Directive 1 ▸ Translate this sentence from the index migration guide into Spanish: "The generated Painless script for nested paths includes null-safety guards:"
Directive 2 ▸ Pick up the index migration guide at the point where it stops, and carry it on from there.

Text ▸

== == ==

The generated Painless script for nested paths includes null-safety guards:

javascript
if (ctx._source.data != null && ctx._source.data.containsKey('oldField')) {
    if (ctx._source.data == null) { ctx._source.data = [:]; }
    ctx._source.data.newField = ctx._source.data.oldField;
}
if (ctx._source.data != null && ctx._source.data.containsKey('oldField')) {
    ctx._source.data.remove('oldField');
}

Remove a Field

Use RemoveFieldScript to remove a field:

csharp
public EmployeeIndex(IElasticConfiguration configuration)
    : base(configuration, "employees", version: 3)
{
    RemoveFieldScript(3, "deprecatedField");
}

Remove a Nested Field

RemoveFieldScript also supports dotted paths:

csharp
public EmployeeIndex(IElasticConfiguration configuration)
    : base(configuration, "employees", version: 3)
{
    RemoveFieldScript(3, "data.legacyField");
}

Custom Transformation

Use AddReindexScript for complex transformations:

csharp
public EmployeeIndex(IElasticConfiguration configuration)
    : base(configuration, "employees", version: 4)
{
    // Custom Painless script for complex transformation
    AddReindexScript(4, @"

== == ==

Records from a data source:
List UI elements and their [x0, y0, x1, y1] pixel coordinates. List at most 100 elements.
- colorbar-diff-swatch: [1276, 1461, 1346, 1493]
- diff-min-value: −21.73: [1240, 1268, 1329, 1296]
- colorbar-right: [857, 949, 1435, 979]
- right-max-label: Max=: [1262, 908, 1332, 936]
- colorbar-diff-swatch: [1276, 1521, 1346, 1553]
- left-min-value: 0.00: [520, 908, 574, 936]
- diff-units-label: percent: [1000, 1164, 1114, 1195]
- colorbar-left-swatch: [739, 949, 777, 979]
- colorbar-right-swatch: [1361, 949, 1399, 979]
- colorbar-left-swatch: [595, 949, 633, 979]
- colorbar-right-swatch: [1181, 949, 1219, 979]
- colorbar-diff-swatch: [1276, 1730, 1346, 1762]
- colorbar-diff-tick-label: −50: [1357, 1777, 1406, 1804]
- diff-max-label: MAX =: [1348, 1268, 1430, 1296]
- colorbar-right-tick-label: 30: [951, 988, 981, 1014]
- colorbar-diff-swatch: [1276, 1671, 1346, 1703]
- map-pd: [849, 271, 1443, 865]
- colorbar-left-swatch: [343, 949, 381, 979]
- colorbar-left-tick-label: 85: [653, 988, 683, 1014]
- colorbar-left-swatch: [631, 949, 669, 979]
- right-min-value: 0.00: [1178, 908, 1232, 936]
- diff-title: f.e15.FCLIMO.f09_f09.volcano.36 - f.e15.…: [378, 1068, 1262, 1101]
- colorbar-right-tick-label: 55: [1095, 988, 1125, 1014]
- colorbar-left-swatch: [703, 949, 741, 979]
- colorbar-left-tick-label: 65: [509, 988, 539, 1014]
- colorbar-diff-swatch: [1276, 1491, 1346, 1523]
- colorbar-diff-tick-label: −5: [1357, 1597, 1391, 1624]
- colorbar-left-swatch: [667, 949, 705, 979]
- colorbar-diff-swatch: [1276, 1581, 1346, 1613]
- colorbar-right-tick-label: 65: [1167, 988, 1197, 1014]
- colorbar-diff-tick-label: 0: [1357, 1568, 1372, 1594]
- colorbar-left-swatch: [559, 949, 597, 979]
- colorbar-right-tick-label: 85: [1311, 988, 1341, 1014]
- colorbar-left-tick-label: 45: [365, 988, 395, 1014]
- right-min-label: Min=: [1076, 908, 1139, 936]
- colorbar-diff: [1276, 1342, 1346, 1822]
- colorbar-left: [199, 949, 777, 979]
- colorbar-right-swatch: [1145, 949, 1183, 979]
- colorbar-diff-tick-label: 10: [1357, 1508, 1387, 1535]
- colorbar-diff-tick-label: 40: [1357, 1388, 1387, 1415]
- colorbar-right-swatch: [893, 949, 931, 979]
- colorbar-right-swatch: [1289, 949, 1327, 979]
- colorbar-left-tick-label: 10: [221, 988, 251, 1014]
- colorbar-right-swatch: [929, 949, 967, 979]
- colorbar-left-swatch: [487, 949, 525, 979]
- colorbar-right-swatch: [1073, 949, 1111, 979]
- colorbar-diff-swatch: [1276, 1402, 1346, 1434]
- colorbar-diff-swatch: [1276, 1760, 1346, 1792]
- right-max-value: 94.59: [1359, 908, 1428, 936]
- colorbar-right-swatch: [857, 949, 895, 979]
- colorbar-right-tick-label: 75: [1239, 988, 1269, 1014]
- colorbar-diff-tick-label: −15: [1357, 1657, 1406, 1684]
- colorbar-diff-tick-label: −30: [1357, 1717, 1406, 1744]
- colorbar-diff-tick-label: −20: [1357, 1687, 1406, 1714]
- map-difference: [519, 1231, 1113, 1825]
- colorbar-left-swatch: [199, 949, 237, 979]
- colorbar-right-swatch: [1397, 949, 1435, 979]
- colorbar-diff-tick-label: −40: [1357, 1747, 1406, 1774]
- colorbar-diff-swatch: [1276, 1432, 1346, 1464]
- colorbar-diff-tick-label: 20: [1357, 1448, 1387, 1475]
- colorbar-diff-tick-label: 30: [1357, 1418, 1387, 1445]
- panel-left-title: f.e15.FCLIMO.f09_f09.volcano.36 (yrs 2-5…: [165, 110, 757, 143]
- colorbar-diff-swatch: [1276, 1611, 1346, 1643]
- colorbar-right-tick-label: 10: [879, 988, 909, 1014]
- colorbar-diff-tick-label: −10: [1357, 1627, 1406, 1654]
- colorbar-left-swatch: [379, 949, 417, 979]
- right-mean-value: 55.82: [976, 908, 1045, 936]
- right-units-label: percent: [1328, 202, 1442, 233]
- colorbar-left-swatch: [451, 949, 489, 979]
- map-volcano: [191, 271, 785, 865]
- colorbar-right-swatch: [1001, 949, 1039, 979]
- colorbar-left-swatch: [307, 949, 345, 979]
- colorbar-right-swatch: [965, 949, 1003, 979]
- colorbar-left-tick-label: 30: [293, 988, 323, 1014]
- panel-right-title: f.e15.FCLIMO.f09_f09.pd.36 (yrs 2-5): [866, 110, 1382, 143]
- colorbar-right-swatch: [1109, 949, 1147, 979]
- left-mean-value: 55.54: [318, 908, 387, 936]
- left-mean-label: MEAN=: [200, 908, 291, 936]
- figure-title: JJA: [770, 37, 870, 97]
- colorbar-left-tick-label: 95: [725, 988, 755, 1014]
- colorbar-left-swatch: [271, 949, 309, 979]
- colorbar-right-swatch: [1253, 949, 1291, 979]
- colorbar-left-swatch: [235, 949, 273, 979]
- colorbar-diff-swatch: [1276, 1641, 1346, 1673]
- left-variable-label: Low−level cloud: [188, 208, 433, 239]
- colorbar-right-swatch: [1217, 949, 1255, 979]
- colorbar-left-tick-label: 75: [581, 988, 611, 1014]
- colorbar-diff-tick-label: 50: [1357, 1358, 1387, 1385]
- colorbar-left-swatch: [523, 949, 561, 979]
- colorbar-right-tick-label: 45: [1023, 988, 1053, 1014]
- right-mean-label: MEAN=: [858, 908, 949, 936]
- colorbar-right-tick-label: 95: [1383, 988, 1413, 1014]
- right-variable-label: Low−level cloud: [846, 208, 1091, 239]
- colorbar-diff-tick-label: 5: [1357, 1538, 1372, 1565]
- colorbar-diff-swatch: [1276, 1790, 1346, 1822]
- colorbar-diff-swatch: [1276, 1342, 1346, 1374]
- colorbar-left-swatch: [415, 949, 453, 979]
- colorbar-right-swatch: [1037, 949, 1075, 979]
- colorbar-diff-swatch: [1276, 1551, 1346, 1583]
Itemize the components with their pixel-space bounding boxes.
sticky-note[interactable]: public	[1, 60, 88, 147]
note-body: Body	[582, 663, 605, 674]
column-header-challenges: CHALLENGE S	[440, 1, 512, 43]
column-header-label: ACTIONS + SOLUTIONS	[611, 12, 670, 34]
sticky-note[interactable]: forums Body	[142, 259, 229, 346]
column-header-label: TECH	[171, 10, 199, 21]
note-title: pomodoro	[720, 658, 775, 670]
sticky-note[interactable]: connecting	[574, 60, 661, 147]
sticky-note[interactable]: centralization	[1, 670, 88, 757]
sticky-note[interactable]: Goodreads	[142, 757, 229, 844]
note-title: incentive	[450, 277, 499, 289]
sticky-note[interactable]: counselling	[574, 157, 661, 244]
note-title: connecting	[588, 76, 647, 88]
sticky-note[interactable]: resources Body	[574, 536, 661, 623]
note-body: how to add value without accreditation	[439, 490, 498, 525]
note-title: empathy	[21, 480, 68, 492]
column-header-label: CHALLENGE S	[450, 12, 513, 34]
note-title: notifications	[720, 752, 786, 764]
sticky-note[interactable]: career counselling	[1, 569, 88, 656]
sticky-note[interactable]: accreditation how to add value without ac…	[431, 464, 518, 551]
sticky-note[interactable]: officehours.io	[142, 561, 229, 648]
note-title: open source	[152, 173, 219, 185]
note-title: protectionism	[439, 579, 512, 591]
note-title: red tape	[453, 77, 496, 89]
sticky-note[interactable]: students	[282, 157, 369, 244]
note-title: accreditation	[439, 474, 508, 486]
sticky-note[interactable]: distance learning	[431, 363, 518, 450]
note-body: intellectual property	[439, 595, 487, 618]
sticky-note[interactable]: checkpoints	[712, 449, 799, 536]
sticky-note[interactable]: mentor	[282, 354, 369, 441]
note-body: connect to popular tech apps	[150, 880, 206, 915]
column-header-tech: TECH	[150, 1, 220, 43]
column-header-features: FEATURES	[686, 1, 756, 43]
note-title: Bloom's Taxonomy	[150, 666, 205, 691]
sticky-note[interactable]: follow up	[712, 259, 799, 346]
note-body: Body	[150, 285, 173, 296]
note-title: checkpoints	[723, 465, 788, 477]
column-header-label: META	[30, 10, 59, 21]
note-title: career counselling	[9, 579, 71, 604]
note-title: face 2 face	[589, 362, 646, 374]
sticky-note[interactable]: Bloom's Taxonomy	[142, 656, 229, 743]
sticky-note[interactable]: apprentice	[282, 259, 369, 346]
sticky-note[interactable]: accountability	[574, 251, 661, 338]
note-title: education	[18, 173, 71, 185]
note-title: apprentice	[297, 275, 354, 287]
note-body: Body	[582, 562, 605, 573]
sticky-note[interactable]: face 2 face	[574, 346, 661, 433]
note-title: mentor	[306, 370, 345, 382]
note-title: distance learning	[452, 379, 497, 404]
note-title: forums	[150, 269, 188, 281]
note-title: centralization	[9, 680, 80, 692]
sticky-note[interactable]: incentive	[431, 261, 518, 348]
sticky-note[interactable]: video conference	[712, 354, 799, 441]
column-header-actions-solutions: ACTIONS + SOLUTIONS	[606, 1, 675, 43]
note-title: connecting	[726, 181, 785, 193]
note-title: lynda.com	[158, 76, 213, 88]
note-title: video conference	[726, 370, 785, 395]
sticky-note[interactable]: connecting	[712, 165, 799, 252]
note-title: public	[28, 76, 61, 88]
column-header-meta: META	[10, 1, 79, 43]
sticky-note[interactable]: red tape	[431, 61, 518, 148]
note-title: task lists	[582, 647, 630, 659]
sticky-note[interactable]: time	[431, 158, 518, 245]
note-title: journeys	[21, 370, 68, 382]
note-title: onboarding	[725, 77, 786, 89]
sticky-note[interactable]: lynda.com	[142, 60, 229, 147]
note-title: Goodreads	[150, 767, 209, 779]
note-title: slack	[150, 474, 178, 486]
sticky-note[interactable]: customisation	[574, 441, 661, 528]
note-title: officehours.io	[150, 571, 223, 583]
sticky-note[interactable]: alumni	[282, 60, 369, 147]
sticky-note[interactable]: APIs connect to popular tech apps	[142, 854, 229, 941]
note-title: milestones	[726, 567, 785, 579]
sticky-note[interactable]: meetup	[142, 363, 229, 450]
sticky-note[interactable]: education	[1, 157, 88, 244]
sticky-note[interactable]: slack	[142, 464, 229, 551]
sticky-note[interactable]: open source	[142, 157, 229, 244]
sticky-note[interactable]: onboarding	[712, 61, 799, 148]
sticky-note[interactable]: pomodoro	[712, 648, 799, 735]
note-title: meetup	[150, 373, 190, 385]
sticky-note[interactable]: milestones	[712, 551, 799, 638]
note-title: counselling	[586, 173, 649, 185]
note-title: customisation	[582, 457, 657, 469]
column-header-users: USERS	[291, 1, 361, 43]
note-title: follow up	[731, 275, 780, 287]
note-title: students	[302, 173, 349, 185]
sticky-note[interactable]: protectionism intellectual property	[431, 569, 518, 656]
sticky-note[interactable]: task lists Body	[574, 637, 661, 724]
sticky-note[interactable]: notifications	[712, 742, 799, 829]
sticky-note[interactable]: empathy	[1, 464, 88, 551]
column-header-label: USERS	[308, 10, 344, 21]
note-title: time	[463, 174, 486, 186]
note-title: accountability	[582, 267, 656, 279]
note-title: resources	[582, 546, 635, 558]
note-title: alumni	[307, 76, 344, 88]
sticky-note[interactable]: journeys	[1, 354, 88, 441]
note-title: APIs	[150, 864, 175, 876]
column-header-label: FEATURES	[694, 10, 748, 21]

== == ==

Written answer 1 ▸ El script Painless generado para rutas anidadas incluye protecciones de seguridad frente a valores nulos:

Written answer 2 ▸
        // Combine first and last name
        if (ctx._source.containsKey('firstName') && ctx._source.containsKey('lastName')) {
            ctx._source.fullName = ctx._source.firstName + ' ' + ctx._source.lastName;
        }

        // Convert status string to boolean
        if (ctx._source.containsKey('status')) {
            ctx._source.isActive = ctx._source.status == 'active';
            ctx._source.remove('status');
        }

        // Set default values
        if (!ctx._source.containsKey('createdUtc')) {
            ctx._source.createdUtc = '2024-01-01T00:00:00Z';
        }
    ");
}

Multi-Version Migration

Scripts are applied incrementally. When upgrading, only scripts with a version greater than the current index version (and less than or equal to the target version) are applied. If upgrading from v1 to v3, both v2 and v3 scripts run:

csharp
public EmployeeIndex(IElasticConfiguration configuration)
    : base(configuration, "employees", version: 3)
{
    // v2 scripts (run when upgrading from v1)
    RenameFieldScript(2, "dept", "department");

    // v3 scripts (run when upgrading from v1 or v2)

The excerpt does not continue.